*Set task*. Print the entries in full, word for word, but not the pictures.

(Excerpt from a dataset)
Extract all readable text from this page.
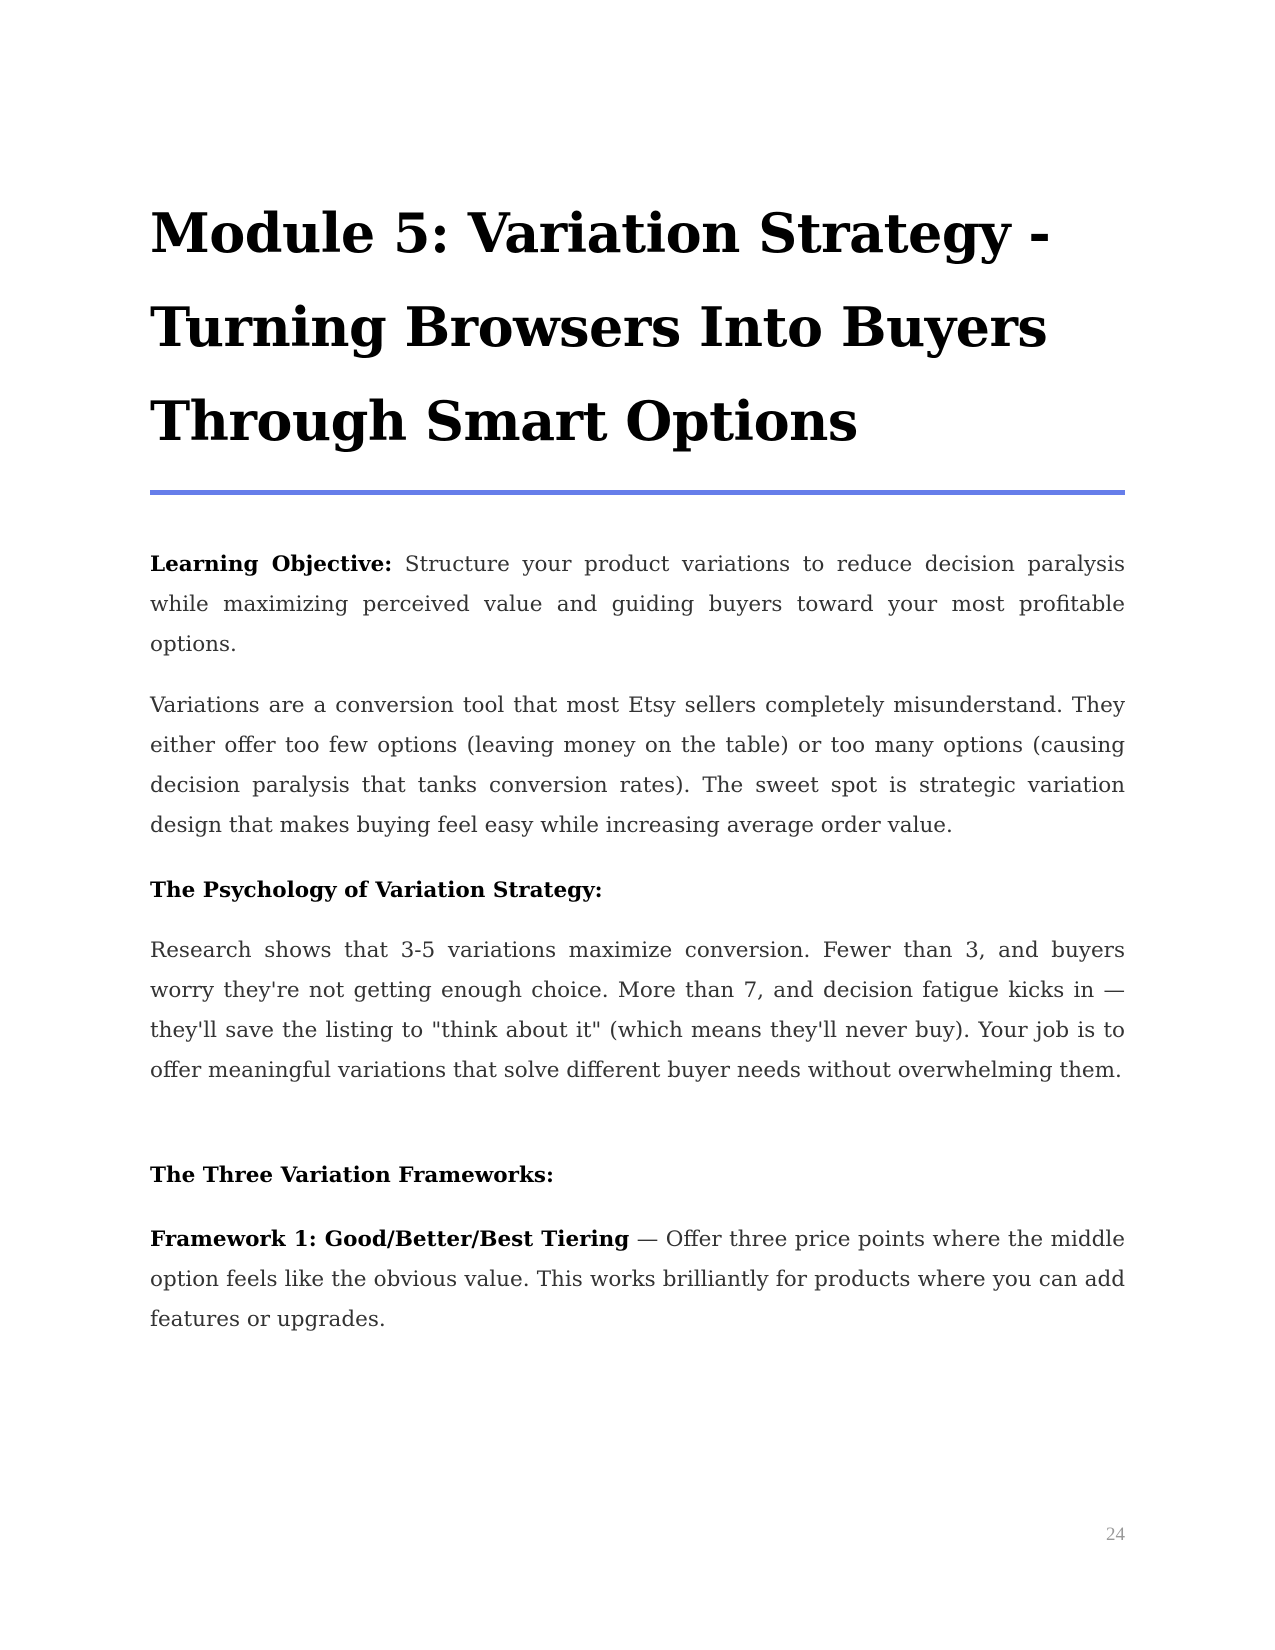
Module 5: Variation Strategy - Turning Browsers Into Buyers Through Smart Options

Learning Objective: Structure your product variations to reduce decision paralysis while maximizing perceived value and guiding buyers toward your most profitable options.

Variations are a conversion tool that most Etsy sellers completely misunderstand. They either offer too few options (leaving money on the table) or too many options (causing decision paralysis that tanks conversion rates). The sweet spot is strategic variation design that makes buying feel easy while increasing average order value.

The Psychology of Variation Strategy:

Research shows that 3-5 variations maximize conversion. Fewer than 3, and buyers worry they're not getting enough choice. More than 7, and decision fatigue kicks in — they'll save the listing to "think about it" (which means they'll never buy). Your job is to offer meaningful variations that solve different buyer needs without overwhelming them.

The Three Variation Frameworks:

Framework 1: Good/Better/Best Tiering — Offer three price points where the middle option feels like the obvious value. This works brilliantly for products where you can add features or upgrades.

24
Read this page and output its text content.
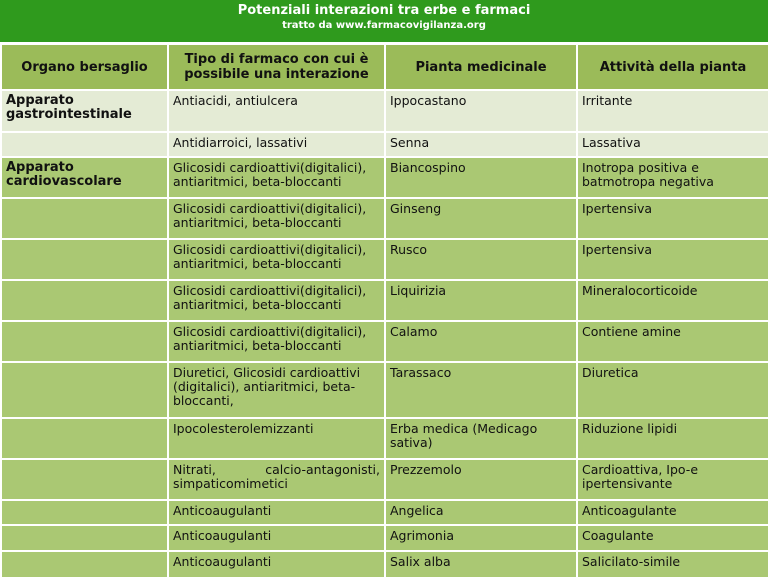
Potenziali interazioni tra erbe e farmaci
tratto da www.farmacovigilanza.org
Organo bersaglio	Tipo di farmaco con cui è possibile una interazione	Pianta medicinale	Attività della pianta
Apparato gastrointestinale	Antiacidi, antiulcera	Ippocastano	Irritante
	Antidiarroici, lassativi	Senna	Lassativa
Apparato cardiovascolare	Glicosidi cardioattivi(digitalici), antiaritmici, beta-bloccanti	Biancospino	Inotropa positiva e batmotropa negativa
	Glicosidi cardioattivi(digitalici), antiaritmici, beta-bloccanti	Ginseng	Ipertensiva
	Glicosidi cardioattivi(digitalici), antiaritmici, beta-bloccanti	Rusco	Ipertensiva
	Glicosidi cardioattivi(digitalici), antiaritmici, beta-bloccanti	Liquirizia	Mineralocorticoide
	Glicosidi cardioattivi(digitalici), antiaritmici, beta-bloccanti	Calamo	Contiene amine
	Diuretici, Glicosidi cardioattivi (digitalici), antiaritmici, beta-bloccanti,	Tarassaco	Diuretica
	Ipocolesterolemizzanti	Erba medica (Medicago sativa)	Riduzione lipidi
	Nitrati, calcio-antagonisti, simpaticomimetici	Prezzemolo	Cardioattiva, Ipo-e ipertensivante
	Anticoaugulanti	Angelica	Anticoagulante
	Anticoaugulanti	Agrimonia	Coagulante
	Anticoaugulanti	Salix alba	Salicilato-simile
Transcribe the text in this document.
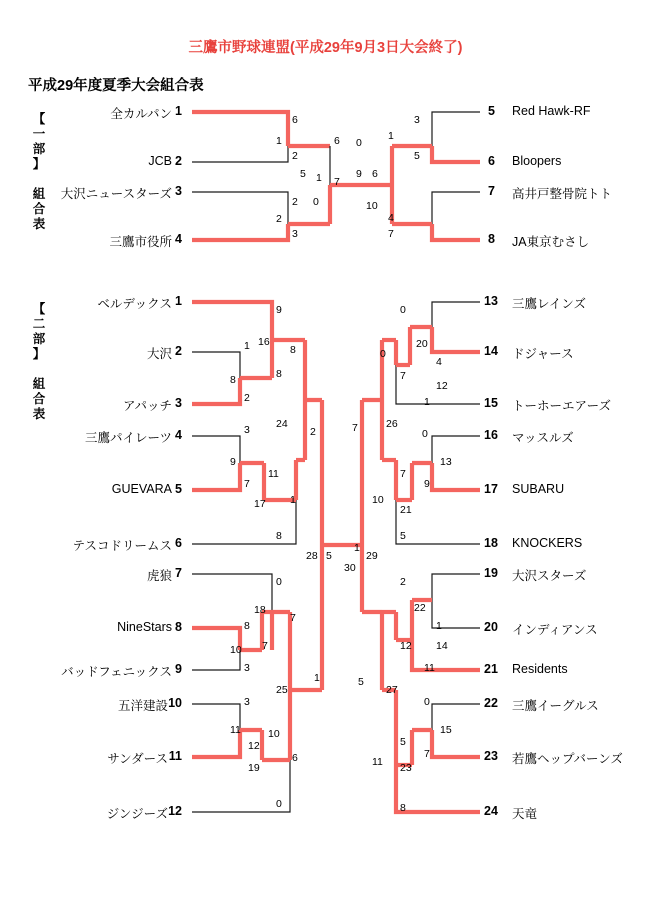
三鷹市野球連盟(平成29年9月3日大会終了)
平成29年度夏季大会組合表
【
一
部
】

組
合
表
【
二
部
】

組
合
表
全カルパン 1
JCB 2
大沢ニュースターズ 3
三鷹市役所 4
5 Red Hawk-RF
6 Bloopers
7 高井戸整骨院トト
8 JA東京むさし
6
1
2
6
2
2
0
3
5 1 7
9 6
10
0
4
7
1
3
5
ベルデックス 1
大沢 2
アパッチ 3
三鷹パイレーツ 4
GUEVARA 5
テスコドリームス 6
虎狼 7
NineStars 8
バッドフェニックス 9
五洋建設 10
サンダース 11
ジンジーズ 12
13 三鷹レインズ
14 ドジャース
15 トーホーエアーズ
16 マッスルズ
17 SUBARU
18 KNOCKERS
19 大沢スターズ
20 インディアンス
21 Residents
22 三鷹イーグルス
23 若鷹ヘップバーンズ
24 天竜
9
1 16
8
8
8
2
24
3
9
11
7
17 1
8
2
0
18
8
7
10 7
3
25
3
11
12
10
19
6
0
1
0
20
0
4
7
12
1
26
7	0
13
7
9
10
21
5
2
22
1
12 14
11
5
27
0
15
5
7
11 23
8
29
30
28 5
1
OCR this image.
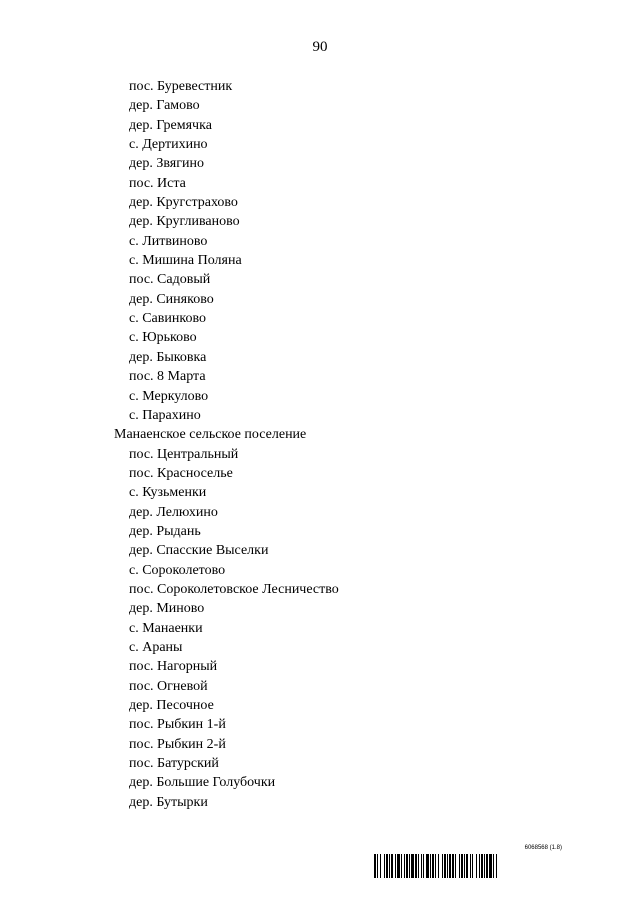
90
пос. Буревестник
дер. Гамово
дер. Гремячка
с. Дертихино
дер. Звягино
пос. Иста
дер. Кругстрахово
дер. Кругливаново
с. Литвиново
с. Мишина Поляна
пос. Садовый
дер. Синяково
с. Савинково
с. Юрьково
дер. Быковка
пос. 8 Марта
с. Меркулово
с. Парахино
Манаенское сельское поселение
пос. Центральный
пос. Красноселье
с. Кузьменки
дер. Лелюхино
дер. Рыдань
дер. Спасские Выселки
с. Сороколетово
пос. Сороколетовское Лесничество
дер. Миново
с. Манаенки
с. Араны
пос. Нагорный
пос. Огневой
дер. Песочное
пос. Рыбкин 1-й
пос. Рыбкин 2-й
пос. Батурский
дер. Большие Голубочки
дер. Бутырки
6068568 (1.8)
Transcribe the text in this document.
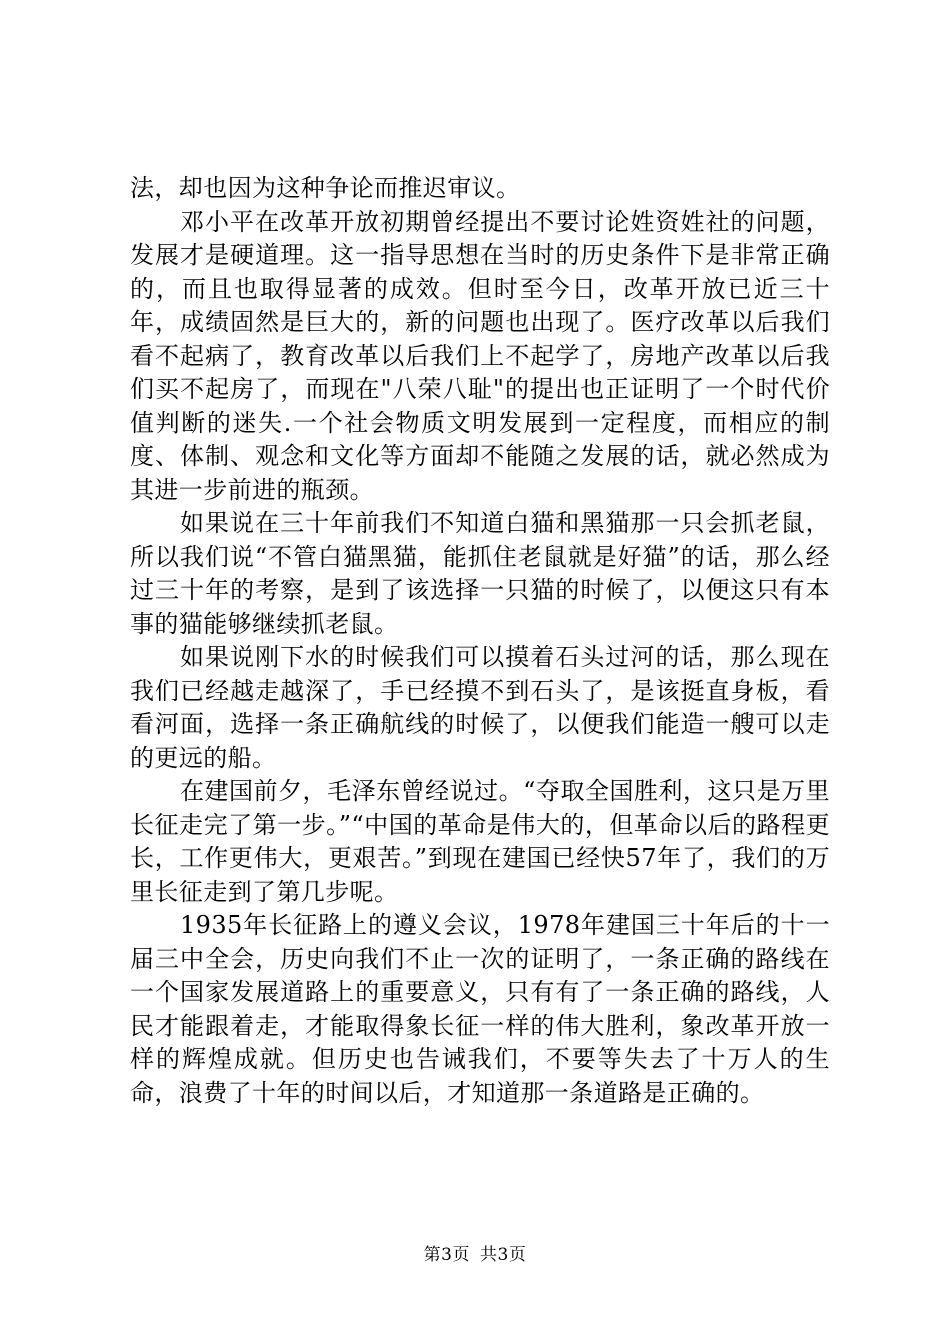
法，却也因为这种争论而推迟审议。

邓小平在改革开放初期曾经提出不要讨论姓资姓社的问题，发展才是硬道理。这一指导思想在当时的历史条件下是非常正确的，而且也取得显著的成效。但时至今日，改革开放已近三十年，成绩固然是巨大的，新的问题也出现了。医疗改革以后我们看不起病了，教育改革以后我们上不起学了，房地产改革以后我们买不起房了，而现在"八荣八耻"的提出也正证明了一个时代价值判断的迷失.一个社会物质文明发展到一定程度，而相应的制度、体制、观念和文化等方面却不能随之发展的话，就必然成为其进一步前进的瓶颈。

如果说在三十年前我们不知道白猫和黑猫那一只会抓老鼠，所以我们说“不管白猫黑猫，能抓住老鼠就是好猫”的话，那么经过三十年的考察，是到了该选择一只猫的时候了，以便这只有本事的猫能够继续抓老鼠。

如果说刚下水的时候我们可以摸着石头过河的话，那么现在我们已经越走越深了，手已经摸不到石头了，是该挺直身板，看看河面，选择一条正确航线的时候了，以便我们能造一艘可以走的更远的船。

在建国前夕，毛泽东曾经说过。“夺取全国胜利，这只是万里长征走完了第一步。”“中国的革命是伟大的，但革命以后的路程更长，工作更伟大，更艰苦。”到现在建国已经快57年了，我们的万里长征走到了第几步呢。

1935年长征路上的遵义会议，1978年建国三十年后的十一届三中全会，历史向我们不止一次的证明了，一条正确的路线在一个国家发展道路上的重要意义，只有有了一条正确的路线，人民才能跟着走，才能取得象长征一样的伟大胜利，象改革开放一样的辉煌成就。但历史也告诫我们，不要等失去了十万人的生命，浪费了十年的时间以后，才知道那一条道路是正确的。

第3页 共3页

*Exercise result*.
Extract all readable text from this page.
Module 5: Variation Strategy - Turning Browsers Into Buyers Through Smart Options

Learning Objective: Structure your product variations to reduce decision paralysis while maximizing perceived value and guiding buyers toward your most profitable options.

Variations are a conversion tool that most Etsy sellers completely misunderstand. They either offer too few options (leaving money on the table) or too many options (causing decision paralysis that tanks conversion rates). The sweet spot is strategic variation design that makes buying feel easy while increasing average order value.

The Psychology of Variation Strategy:

Research shows that 3-5 variations maximize conversion. Fewer than 3, and buyers worry they're not getting enough choice. More than 7, and decision fatigue kicks in — they'll save the listing to "think about it" (which means they'll never buy). Your job is to offer meaningful variations that solve different buyer needs without overwhelming them.

The Three Variation Frameworks:

Framework 1: Good/Better/Best Tiering — Offer three price points where the middle option feels like the obvious value. This works brilliantly for products where you can add features or upgrades.

24
Read this page and output its text content.
Potenziali interazioni tra erbe e farmaci
tratto da www.farmacovigilanza.org
Organo bersaglio	Tipo di farmaco con cui è possibile una interazione	Pianta medicinale	Attività della pianta
Apparato gastrointestinale	Antiacidi, antiulcera	Ippocastano	Irritante
	Antidiarroici, lassativi	Senna	Lassativa
Apparato cardiovascolare	Glicosidi cardioattivi(digitalici), antiaritmici, beta-bloccanti	Biancospino	Inotropa positiva e batmotropa negativa
	Glicosidi cardioattivi(digitalici), antiaritmici, beta-bloccanti	Ginseng	Ipertensiva
	Glicosidi cardioattivi(digitalici), antiaritmici, beta-bloccanti	Rusco	Ipertensiva
	Glicosidi cardioattivi(digitalici), antiaritmici, beta-bloccanti	Liquirizia	Mineralocorticoide
	Glicosidi cardioattivi(digitalici), antiaritmici, beta-bloccanti	Calamo	Contiene amine
	Diuretici, Glicosidi cardioattivi (digitalici), antiaritmici, beta-bloccanti,	Tarassaco	Diuretica
	Ipocolesterolemizzanti	Erba medica (Medicago sativa)	Riduzione lipidi
	Nitrati, calcio-antagonisti, simpaticomimetici	Prezzemolo	Cardioattiva, Ipo-e ipertensivante
	Anticoaugulanti	Angelica	Anticoagulante
	Anticoaugulanti	Agrimonia	Coagulante
	Anticoaugulanti	Salix alba	Salicilato-simile
Transcribe the text in this document.
三鷹市野球連盟(平成29年9月3日大会終了)
平成29年度夏季大会組合表
【
一
部
】

組
合
表
【
二
部
】

組
合
表
全カルパン 1
JCB 2
大沢ニュースターズ 3
三鷹市役所 4
5 Red Hawk-RF
6 Bloopers
7 高井戸整骨院トト
8 JA東京むさし
6
1
2
6
2
2
0
3
5 1 7
9 6
10
0
4
7
1
3
5
ベルデックス 1
大沢 2
アパッチ 3
三鷹パイレーツ 4
GUEVARA 5
テスコドリームス 6
虎狼 7
NineStars 8
バッドフェニックス 9
五洋建設 10
サンダース 11
ジンジーズ 12
13 三鷹レインズ
14 ドジャース
15 トーホーエアーズ
16 マッスルズ
17 SUBARU
18 KNOCKERS
19 大沢スターズ
20 インディアンス
21 Residents
22 三鷹イーグルス
23 若鷹ヘップバーンズ
24 天竜
9
1 16
8
8
8
2
24
3
9
11
7
17 1
8
2
0
18
8
7
10 7
3
25
3
11
12
10
19
6
0
1
0
20
0
4
7
12
1
26
7	0
13
7
9
10
21
5
2
22
1
12 14
11
5
27
0
15
5
7
11 23
8
29
30
28 5
1
OCR this image.
90
пос. Буревестник
дер. Гамово
дер. Гремячка
с. Дертихино
дер. Звягино
пос. Иста
дер. Кругстрахово
дер. Кругливаново
с. Литвиново
с. Мишина Поляна
пос. Садовый
дер. Синяково
с. Савинково
с. Юрьково
дер. Быковка
пос. 8 Марта
с. Меркулово
с. Парахино
Манаенское сельское поселение
пос. Центральный
пос. Красноселье
с. Кузьменки
дер. Лелюхино
дер. Рыдань
дер. Спасские Выселки
с. Сороколетово
пос. Сороколетовское Лесничество
дер. Миново
с. Манаенки
с. Араны
пос. Нагорный
пос. Огневой
дер. Песочное
пос. Рыбкин 1-й
пос. Рыбкин 2-й
пос. Батурский
дер. Большие Голубочки
дер. Бутырки
6068568 (1.8)
Transcribe the text in this document.
法，却也因为这种争论而推迟审议。

邓小平在改革开放初期曾经提出不要讨论姓资姓社的问题，发展才是硬道理。这一指导思想在当时的历史条件下是非常正确的，而且也取得显著的成效。但时至今日，改革开放已近三十年，成绩固然是巨大的，新的问题也出现了。医疗改革以后我们看不起病了，教育改革以后我们上不起学了，房地产改革以后我们买不起房了，而现在"八荣八耻"的提出也正证明了一个时代价值判断的迷失.一个社会物质文明发展到一定程度，而相应的制度、体制、观念和文化等方面却不能随之发展的话，就必然成为其进一步前进的瓶颈。

如果说在三十年前我们不知道白猫和黑猫那一只会抓老鼠，所以我们说“不管白猫黑猫，能抓住老鼠就是好猫”的话，那么经过三十年的考察，是到了该选择一只猫的时候了，以便这只有本事的猫能够继续抓老鼠。

如果说刚下水的时候我们可以摸着石头过河的话，那么现在我们已经越走越深了，手已经摸不到石头了，是该挺直身板，看看河面，选择一条正确航线的时候了，以便我们能造一艘可以走的更远的船。

在建国前夕，毛泽东曾经说过。“夺取全国胜利，这只是万里长征走完了第一步。”“中国的革命是伟大的，但革命以后的路程更长，工作更伟大，更艰苦。”到现在建国已经快57年了，我们的万里长征走到了第几步呢。

1935年长征路上的遵义会议，1978年建国三十年后的十一届三中全会，历史向我们不止一次的证明了，一条正确的路线在一个国家发展道路上的重要意义，只有有了一条正确的路线，人民才能跟着走，才能取得象长征一样的伟大胜利，象改革开放一样的辉煌成就。但历史也告诫我们，不要等失去了十万人的生命，浪费了十年的时间以后，才知道那一条道路是正确的。

第3页 共3页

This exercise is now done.